- _Work to complete_
In the items below, set down the lines unchanged, starting at the line that contains "1652, 278, 1680]" and ending at the line that contains "chevron-right-icon: [575, 1237, 587, 1257]", with both of those lines included.

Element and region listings
>> start

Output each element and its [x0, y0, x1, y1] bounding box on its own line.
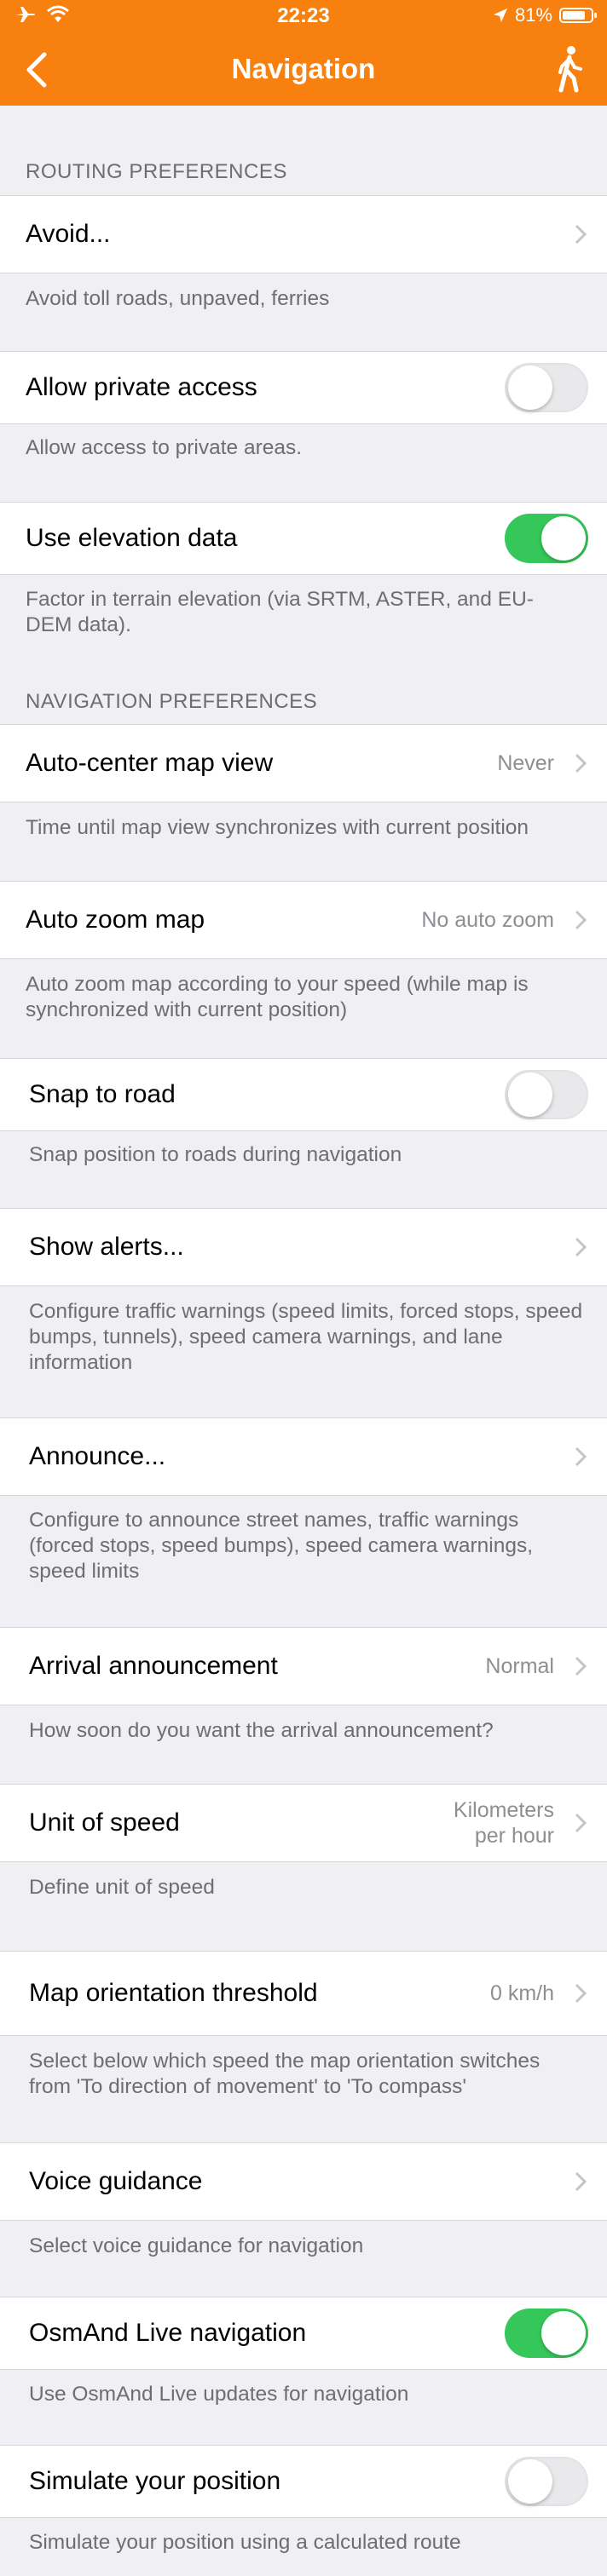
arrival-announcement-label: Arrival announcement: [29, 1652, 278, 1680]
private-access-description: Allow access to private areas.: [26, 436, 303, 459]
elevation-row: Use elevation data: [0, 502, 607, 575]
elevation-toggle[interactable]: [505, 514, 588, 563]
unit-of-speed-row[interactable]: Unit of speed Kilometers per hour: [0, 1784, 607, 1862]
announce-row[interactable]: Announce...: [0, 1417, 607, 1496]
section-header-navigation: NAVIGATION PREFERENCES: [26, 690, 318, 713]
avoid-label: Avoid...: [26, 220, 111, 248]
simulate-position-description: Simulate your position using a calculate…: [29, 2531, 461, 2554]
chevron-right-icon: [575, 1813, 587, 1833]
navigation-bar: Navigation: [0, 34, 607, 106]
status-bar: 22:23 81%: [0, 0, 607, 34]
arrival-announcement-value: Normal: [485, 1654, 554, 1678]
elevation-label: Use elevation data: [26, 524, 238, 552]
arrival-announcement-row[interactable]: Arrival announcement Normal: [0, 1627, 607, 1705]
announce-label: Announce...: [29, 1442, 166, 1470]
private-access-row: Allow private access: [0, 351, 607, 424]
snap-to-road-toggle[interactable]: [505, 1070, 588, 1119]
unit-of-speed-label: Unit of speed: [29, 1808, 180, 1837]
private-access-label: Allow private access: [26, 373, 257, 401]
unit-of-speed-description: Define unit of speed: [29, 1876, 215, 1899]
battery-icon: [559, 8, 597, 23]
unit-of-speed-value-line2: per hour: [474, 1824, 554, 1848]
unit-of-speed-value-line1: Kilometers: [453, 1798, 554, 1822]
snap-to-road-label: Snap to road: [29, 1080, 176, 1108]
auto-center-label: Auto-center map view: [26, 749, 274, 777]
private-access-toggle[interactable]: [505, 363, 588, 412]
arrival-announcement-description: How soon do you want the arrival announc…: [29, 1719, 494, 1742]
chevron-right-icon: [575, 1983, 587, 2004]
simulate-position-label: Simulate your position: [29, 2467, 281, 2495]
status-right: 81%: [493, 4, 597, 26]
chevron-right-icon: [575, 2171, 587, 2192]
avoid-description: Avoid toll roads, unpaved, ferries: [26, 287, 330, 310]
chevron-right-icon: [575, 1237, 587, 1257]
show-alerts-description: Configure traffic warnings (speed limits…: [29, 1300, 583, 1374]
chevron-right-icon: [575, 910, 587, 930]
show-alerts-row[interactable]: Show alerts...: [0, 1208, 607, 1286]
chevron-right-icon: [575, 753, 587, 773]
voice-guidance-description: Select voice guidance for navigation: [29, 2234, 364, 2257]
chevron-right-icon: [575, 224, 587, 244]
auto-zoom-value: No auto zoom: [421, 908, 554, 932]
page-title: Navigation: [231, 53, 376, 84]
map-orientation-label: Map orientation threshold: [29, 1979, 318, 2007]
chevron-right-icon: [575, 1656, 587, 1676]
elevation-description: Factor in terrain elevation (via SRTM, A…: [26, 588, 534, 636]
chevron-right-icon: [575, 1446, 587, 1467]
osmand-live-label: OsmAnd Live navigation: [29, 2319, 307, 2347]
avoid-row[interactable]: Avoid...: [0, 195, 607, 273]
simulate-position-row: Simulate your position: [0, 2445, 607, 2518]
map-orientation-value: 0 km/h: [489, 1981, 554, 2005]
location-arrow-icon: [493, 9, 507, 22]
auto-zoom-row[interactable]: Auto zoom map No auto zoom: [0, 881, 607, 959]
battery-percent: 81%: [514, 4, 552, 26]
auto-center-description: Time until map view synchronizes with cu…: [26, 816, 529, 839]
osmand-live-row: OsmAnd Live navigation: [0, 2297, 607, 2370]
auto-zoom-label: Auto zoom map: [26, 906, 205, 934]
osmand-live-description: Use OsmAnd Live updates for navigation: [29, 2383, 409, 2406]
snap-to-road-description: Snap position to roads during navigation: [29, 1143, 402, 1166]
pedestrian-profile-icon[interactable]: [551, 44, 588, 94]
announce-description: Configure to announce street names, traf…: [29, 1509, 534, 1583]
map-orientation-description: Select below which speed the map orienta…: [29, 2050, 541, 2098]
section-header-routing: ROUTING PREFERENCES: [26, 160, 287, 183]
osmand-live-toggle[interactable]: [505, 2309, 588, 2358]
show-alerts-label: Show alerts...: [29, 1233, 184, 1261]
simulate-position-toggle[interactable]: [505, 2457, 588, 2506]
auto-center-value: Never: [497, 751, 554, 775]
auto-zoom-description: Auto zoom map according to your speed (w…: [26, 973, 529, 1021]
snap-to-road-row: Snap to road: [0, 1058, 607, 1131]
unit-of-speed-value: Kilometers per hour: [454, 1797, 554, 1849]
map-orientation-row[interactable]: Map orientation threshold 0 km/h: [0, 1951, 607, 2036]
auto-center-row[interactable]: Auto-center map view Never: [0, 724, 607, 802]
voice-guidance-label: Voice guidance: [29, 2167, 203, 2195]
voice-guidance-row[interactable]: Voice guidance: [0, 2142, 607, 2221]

>> end
>> start

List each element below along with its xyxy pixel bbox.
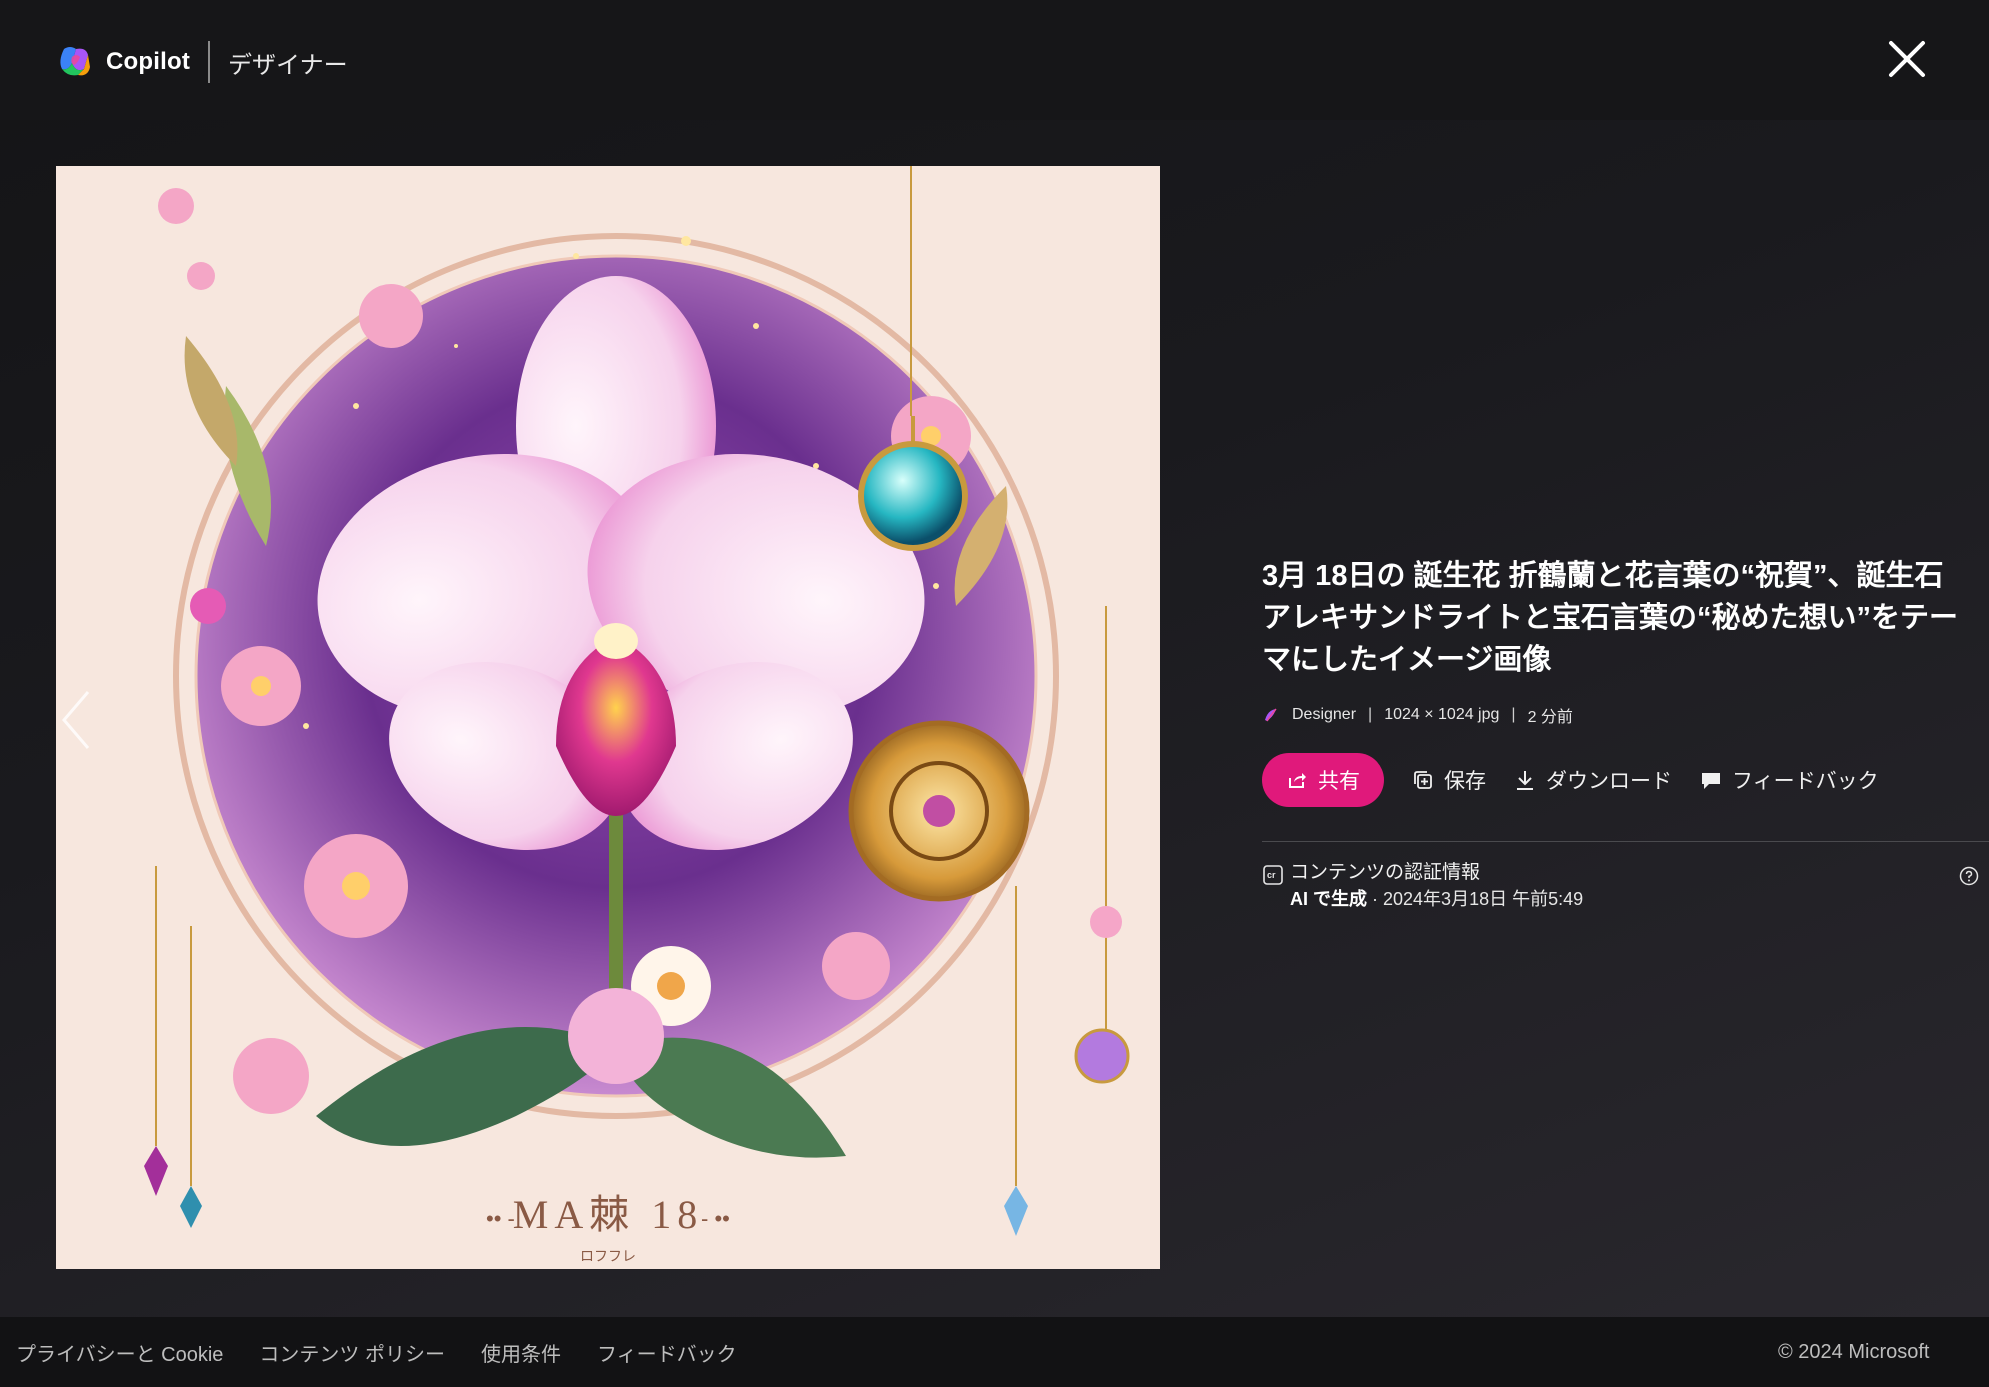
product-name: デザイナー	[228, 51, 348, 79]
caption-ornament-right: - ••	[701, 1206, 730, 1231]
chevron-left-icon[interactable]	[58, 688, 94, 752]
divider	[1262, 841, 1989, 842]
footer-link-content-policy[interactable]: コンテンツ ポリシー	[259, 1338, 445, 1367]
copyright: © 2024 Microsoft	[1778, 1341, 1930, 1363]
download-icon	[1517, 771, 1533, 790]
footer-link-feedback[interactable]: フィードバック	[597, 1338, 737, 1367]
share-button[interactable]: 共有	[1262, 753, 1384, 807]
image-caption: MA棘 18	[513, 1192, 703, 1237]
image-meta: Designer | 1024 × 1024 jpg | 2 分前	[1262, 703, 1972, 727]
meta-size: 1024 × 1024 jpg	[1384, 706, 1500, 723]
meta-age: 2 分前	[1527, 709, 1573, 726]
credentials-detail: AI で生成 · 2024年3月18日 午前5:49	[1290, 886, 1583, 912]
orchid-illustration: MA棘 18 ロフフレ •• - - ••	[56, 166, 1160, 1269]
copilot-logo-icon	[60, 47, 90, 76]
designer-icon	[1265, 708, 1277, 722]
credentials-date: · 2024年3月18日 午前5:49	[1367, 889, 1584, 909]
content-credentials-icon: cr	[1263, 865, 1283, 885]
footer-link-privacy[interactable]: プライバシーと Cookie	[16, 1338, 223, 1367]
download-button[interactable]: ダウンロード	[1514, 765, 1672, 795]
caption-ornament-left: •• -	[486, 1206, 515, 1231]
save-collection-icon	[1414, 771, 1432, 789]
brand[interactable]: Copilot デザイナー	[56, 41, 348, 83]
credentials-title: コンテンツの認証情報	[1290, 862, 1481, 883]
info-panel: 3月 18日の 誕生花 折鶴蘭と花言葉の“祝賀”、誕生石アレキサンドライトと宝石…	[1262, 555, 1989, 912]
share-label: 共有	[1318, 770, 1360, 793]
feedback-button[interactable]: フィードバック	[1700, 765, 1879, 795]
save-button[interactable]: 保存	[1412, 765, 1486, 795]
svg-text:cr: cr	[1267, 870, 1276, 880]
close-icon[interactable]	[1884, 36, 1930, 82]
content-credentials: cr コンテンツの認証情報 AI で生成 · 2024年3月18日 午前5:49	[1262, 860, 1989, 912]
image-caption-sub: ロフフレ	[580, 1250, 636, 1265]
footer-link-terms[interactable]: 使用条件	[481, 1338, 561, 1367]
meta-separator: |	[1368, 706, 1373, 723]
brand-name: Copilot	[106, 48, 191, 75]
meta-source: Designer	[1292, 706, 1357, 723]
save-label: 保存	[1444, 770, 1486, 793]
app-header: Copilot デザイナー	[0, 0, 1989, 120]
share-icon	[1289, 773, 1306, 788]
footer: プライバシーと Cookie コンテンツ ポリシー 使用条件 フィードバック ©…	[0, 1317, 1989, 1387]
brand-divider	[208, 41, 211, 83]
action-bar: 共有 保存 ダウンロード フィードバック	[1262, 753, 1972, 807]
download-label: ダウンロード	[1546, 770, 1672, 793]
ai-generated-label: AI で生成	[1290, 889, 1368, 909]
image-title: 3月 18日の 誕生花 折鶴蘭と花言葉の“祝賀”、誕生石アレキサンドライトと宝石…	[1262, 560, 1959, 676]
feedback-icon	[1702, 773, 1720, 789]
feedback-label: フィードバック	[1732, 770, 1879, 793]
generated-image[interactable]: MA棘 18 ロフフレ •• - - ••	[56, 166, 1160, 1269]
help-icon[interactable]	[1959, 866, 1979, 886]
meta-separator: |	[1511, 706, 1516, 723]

>> end

- _Task output_
arrival-announcement-label: Arrival announcement: [29, 1652, 278, 1680]
private-access-description: Allow access to private areas.: [26, 436, 303, 459]
elevation-row: Use elevation data: [0, 502, 607, 575]
elevation-toggle[interactable]: [505, 514, 588, 563]
unit-of-speed-row[interactable]: Unit of speed Kilometers per hour: [0, 1784, 607, 1862]
announce-row[interactable]: Announce...: [0, 1417, 607, 1496]
section-header-navigation: NAVIGATION PREFERENCES: [26, 690, 318, 713]
avoid-label: Avoid...: [26, 220, 111, 248]
simulate-position-description: Simulate your position using a calculate…: [29, 2531, 461, 2554]
chevron-right-icon: [575, 1813, 587, 1833]
navigation-bar: Navigation: [0, 34, 607, 106]
status-bar: 22:23 81%: [0, 0, 607, 34]
arrival-announcement-value: Normal: [485, 1654, 554, 1678]
elevation-label: Use elevation data: [26, 524, 238, 552]
arrival-announcement-row[interactable]: Arrival announcement Normal: [0, 1627, 607, 1705]
announce-label: Announce...: [29, 1442, 166, 1470]
private-access-row: Allow private access: [0, 351, 607, 424]
snap-to-road-toggle[interactable]: [505, 1070, 588, 1119]
unit-of-speed-label: Unit of speed: [29, 1808, 180, 1837]
private-access-label: Allow private access: [26, 373, 257, 401]
unit-of-speed-description: Define unit of speed: [29, 1876, 215, 1899]
battery-icon: [559, 8, 597, 23]
unit-of-speed-value-line2: per hour: [474, 1824, 554, 1848]
unit-of-speed-value-line1: Kilometers: [453, 1798, 554, 1822]
snap-to-road-label: Snap to road: [29, 1080, 176, 1108]
auto-center-label: Auto-center map view: [26, 749, 274, 777]
private-access-toggle[interactable]: [505, 363, 588, 412]
arrival-announcement-description: How soon do you want the arrival announc…: [29, 1719, 494, 1742]
chevron-right-icon: [575, 1983, 587, 2004]
simulate-position-label: Simulate your position: [29, 2467, 281, 2495]
status-right: 81%: [493, 4, 597, 26]
chevron-right-icon: [575, 2171, 587, 2192]
avoid-description: Avoid toll roads, unpaved, ferries: [26, 287, 330, 310]
chevron-right-icon: [575, 1237, 587, 1257]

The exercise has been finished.